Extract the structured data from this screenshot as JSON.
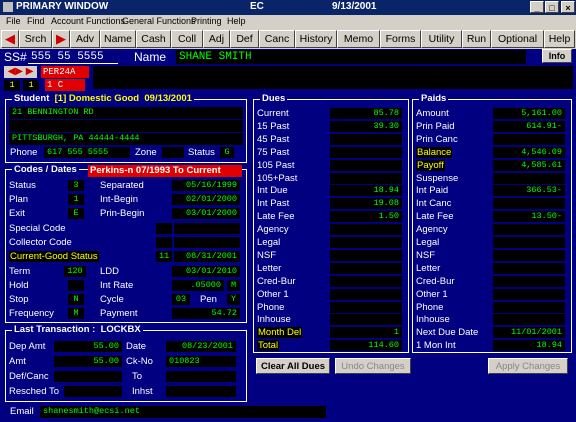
{
  "window": {
    "app": "PRIMARY WINDOW",
    "code": "EC",
    "date": "9/13/2001"
  },
  "menu": [
    "File",
    "Find",
    "Account Functions",
    "General Functions",
    "Printing",
    "Help"
  ],
  "toolbar": [
    "Srch",
    "Adv",
    "Name",
    "Cash",
    "Coll",
    "Adj",
    "Def",
    "Canc",
    "History",
    "Memo",
    "Forms",
    "Utility",
    "Run",
    "Optional",
    "Help"
  ],
  "header": {
    "ssn_label": "SS#",
    "ssn": "555 55 5555",
    "name_label": "Name",
    "name": "SHANE SMITH",
    "info": "Info"
  },
  "nav": {
    "code": "PER24A",
    "sub": "1 C",
    "page_a": "1",
    "page_b": "1"
  },
  "student": {
    "title": "Student",
    "bracket": "[1]",
    "status": "Domestic Good",
    "date": "09/13/2001",
    "address1": "21 BENNINGTON RD",
    "address2": "",
    "city": "PITTSBURGH, PA 44444-4444",
    "phone_label": "Phone",
    "phone": "617 555 5555",
    "zone_label": "Zone",
    "zone": "",
    "status_label": "Status",
    "status_val": "G"
  },
  "codes": {
    "title": "Codes / Dates",
    "banner": "Perkins-n 07/1993 To Current",
    "status_label": "Status",
    "status": "3",
    "separated_label": "Separated",
    "separated": "05/16/1999",
    "plan_label": "Plan",
    "plan": "1",
    "int_begin_label": "Int-Begin",
    "int_begin": "02/01/2000",
    "exit_label": "Exit",
    "exit": "E",
    "prin_begin_label": "Prin-Begin",
    "prin_begin": "03/01/2000",
    "special_label": "Special Code",
    "collector_label": "Collector Code",
    "current_label": "Current-Good Status",
    "current_code": "11",
    "current_date": "08/31/2001",
    "term_label": "Term",
    "term": "120",
    "ldd_label": "LDD",
    "ldd": "03/01/2010",
    "hold_label": "Hold",
    "hold": "",
    "int_rate_label": "Int Rate",
    "int_rate": ".05000",
    "int_rate_flag": "M",
    "stop_label": "Stop",
    "stop": "N",
    "cycle_label": "Cycle",
    "cycle": "03",
    "pen_label": "Pen",
    "pen": "Y",
    "freq_label": "Frequency",
    "freq": "M",
    "payment_label": "Payment",
    "payment": "54.72"
  },
  "last_txn": {
    "title": "Last Transaction :",
    "type": "LOCKBX",
    "dep_amt_label": "Dep Amt",
    "dep_amt": "55.00",
    "date_label": "Date",
    "date": "08/23/2001",
    "amt_label": "Amt",
    "amt": "55.00",
    "ck_label": "Ck-No",
    "ck": "010823",
    "defcanc_label": "Def/Canc",
    "to_label": "To",
    "resched_label": "Resched To",
    "inhouse_label": "Inhst"
  },
  "email": {
    "label": "Email",
    "value": "shanesmith@ecsi.net"
  },
  "dues": {
    "title": "Dues",
    "rows": [
      {
        "label": "Current",
        "value": "85.78"
      },
      {
        "label": "15 Past",
        "value": "39.30"
      },
      {
        "label": "45 Past",
        "value": ""
      },
      {
        "label": "75 Past",
        "value": ""
      },
      {
        "label": "105 Past",
        "value": ""
      },
      {
        "label": "105+Past",
        "value": ""
      },
      {
        "label": "Int Due",
        "value": "18.94"
      },
      {
        "label": "Int Past",
        "value": "19.08"
      },
      {
        "label": "Late Fee",
        "value": "1.50"
      },
      {
        "label": "Agency",
        "value": ""
      },
      {
        "label": "Legal",
        "value": ""
      },
      {
        "label": "NSF",
        "value": ""
      },
      {
        "label": "Letter",
        "value": ""
      },
      {
        "label": "Cred-Bur",
        "value": ""
      },
      {
        "label": "Other 1",
        "value": ""
      },
      {
        "label": "Phone",
        "value": ""
      },
      {
        "label": "Inhouse",
        "value": ""
      },
      {
        "label": "Month Del",
        "value": "1"
      },
      {
        "label": "Total",
        "value": "114.60"
      }
    ]
  },
  "paids": {
    "title": "Paids",
    "rows": [
      {
        "label": "Amount",
        "value": "5,161.00"
      },
      {
        "label": "Prin Paid",
        "value": "614.91-"
      },
      {
        "label": "Prin Canc",
        "value": ""
      },
      {
        "label": "Balance",
        "value": "4,546.09"
      },
      {
        "label": "Payoff",
        "value": "4,585.61"
      },
      {
        "label": "Suspense",
        "value": ""
      },
      {
        "label": "Int Paid",
        "value": "366.53-"
      },
      {
        "label": "Int Canc",
        "value": ""
      },
      {
        "label": "Late Fee",
        "value": "13.50-"
      },
      {
        "label": "Agency",
        "value": ""
      },
      {
        "label": "Legal",
        "value": ""
      },
      {
        "label": "NSF",
        "value": ""
      },
      {
        "label": "Letter",
        "value": ""
      },
      {
        "label": "Cred-Bur",
        "value": ""
      },
      {
        "label": "Other 1",
        "value": ""
      },
      {
        "label": "Phone",
        "value": ""
      },
      {
        "label": "Inhouse",
        "value": ""
      },
      {
        "label": "Next Due Date",
        "value": "11/01/2001"
      },
      {
        "label": "1 Mon Int",
        "value": "18.94"
      }
    ]
  },
  "buttons": {
    "clear": "Clear All Dues",
    "undo": "Undo Changes",
    "apply": "Apply Changes"
  },
  "colors": {
    "bg": "#000080",
    "field": "#000000",
    "text_green": "#00ff00",
    "accent_red": "#e00000",
    "highlight": "#ffff00"
  }
}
• • • • •
Write out every line of the data that holds the word "Functions".

    "Account Functions",
    "General Functions",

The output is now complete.